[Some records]
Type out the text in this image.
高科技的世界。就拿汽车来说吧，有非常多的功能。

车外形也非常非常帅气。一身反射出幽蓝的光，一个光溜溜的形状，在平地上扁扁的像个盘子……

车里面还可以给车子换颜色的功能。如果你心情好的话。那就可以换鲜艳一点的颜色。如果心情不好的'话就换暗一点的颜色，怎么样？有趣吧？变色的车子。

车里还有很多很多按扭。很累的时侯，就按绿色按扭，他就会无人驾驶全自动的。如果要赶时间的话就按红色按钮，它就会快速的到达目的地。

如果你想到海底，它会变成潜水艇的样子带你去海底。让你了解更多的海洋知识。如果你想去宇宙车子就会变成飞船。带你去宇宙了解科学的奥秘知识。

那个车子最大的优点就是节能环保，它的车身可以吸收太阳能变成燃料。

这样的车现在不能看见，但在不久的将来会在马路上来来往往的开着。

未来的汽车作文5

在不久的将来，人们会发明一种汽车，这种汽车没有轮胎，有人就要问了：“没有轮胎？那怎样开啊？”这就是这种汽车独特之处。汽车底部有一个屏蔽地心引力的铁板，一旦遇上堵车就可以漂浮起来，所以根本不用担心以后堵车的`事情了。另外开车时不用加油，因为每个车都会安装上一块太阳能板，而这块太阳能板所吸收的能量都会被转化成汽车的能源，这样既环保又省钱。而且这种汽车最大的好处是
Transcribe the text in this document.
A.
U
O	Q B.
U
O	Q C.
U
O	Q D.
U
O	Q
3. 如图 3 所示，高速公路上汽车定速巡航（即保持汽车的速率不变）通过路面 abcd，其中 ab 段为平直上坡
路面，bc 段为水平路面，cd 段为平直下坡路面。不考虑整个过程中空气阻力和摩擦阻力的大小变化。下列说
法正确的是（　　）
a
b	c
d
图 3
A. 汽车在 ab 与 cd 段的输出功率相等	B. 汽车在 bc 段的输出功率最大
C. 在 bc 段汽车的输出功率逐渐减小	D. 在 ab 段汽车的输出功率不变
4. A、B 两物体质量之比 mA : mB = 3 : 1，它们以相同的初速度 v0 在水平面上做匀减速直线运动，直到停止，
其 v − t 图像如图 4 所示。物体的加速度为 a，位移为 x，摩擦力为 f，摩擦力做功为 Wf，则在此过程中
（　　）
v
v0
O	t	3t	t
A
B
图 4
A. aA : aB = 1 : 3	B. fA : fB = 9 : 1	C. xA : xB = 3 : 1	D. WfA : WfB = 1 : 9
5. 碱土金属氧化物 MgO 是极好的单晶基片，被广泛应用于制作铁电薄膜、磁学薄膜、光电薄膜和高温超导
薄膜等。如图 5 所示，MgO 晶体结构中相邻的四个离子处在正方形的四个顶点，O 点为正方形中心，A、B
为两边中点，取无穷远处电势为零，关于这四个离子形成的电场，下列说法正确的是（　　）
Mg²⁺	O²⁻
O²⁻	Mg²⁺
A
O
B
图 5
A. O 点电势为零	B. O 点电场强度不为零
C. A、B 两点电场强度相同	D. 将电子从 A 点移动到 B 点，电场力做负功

- **TASK TO CARRY OUT**: Above are the records. Identify each line that contains the word "this".

- **FULL OUTPUT**:
Type out the text in this image.
Transcribe the text in this document.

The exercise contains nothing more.